# Instructions for the task
Are you able to quote each entry exactly as written?

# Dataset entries

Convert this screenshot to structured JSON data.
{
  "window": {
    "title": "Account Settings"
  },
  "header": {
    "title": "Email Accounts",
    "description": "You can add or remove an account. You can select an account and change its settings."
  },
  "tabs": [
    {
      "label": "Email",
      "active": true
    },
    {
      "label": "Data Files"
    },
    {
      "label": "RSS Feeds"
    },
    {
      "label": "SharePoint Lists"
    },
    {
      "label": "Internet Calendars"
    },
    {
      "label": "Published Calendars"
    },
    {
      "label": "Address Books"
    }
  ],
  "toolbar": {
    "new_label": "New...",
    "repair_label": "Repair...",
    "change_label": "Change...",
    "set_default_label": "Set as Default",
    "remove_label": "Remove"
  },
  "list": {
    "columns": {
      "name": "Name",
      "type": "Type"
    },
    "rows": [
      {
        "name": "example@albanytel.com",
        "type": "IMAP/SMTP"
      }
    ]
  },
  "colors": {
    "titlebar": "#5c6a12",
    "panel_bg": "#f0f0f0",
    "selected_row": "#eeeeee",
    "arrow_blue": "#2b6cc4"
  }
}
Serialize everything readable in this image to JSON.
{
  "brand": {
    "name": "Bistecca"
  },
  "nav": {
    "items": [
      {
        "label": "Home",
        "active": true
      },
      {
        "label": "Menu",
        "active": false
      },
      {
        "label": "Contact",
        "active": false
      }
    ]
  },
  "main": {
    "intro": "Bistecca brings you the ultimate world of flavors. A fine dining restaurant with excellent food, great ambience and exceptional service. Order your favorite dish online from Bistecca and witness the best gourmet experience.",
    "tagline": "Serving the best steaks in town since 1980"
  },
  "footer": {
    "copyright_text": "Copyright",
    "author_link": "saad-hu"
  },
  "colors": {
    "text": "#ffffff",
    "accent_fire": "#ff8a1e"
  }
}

# Solution for this problem
Convert this screenshot to structured JSON data.
{
  "window": {
    "title": "Account Settings"
  },
  "header": {
    "title": "Email Accounts",
    "description": "You can add or remove an account. You can select an account and change its settings."
  },
  "tabs": [
    {
      "label": "Email",
      "active": true
    },
    {
      "label": "Data Files"
    },
    {
      "label": "RSS Feeds"
    },
    {
      "label": "SharePoint Lists"
    },
    {
      "label": "Internet Calendars"
    },
    {
      "label": "Published Calendars"
    },
    {
      "label": "Address Books"
    }
  ],
  "toolbar": {
    "new_label": "New...",
    "repair_label": "Repair...",
    "change_label": "Change...",
    "set_default_label": "Set as Default",
    "remove_label": "Remove"
  },
  "list": {
    "columns": {
      "name": "Name",
      "type": "Type"
    },
    "rows": [
      {
        "name": "example@albanytel.com",
        "type": "IMAP/SMTP"
      }
    ]
  },
  "colors": {
    "titlebar": "#5c6a12",
    "panel_bg": "#f0f0f0",
    "selected_row": "#eeeeee",
    "arrow_blue": "#2b6cc4"
  }
}
Serialize everything readable in this image to JSON.
{
  "brand": {
    "name": "Bistecca"
  },
  "nav": {
    "items": [
      {
        "label": "Home",
        "active": true
      },
      {
        "label": "Menu",
        "active": false
      },
      {
        "label": "Contact",
        "active": false
      }
    ]
  },
  "main": {
    "intro": "Bistecca brings you the ultimate world of flavors. A fine dining restaurant with excellent food, great ambience and exceptional service. Order your favorite dish online from Bistecca and witness the best gourmet experience.",
    "tagline": "Serving the best steaks in town since 1980"
  },
  "footer": {
    "copyright_text": "Copyright",
    "author_link": "saad-hu"
  },
  "colors": {
    "text": "#ffffff",
    "accent_fire": "#ff8a1e"
  }
}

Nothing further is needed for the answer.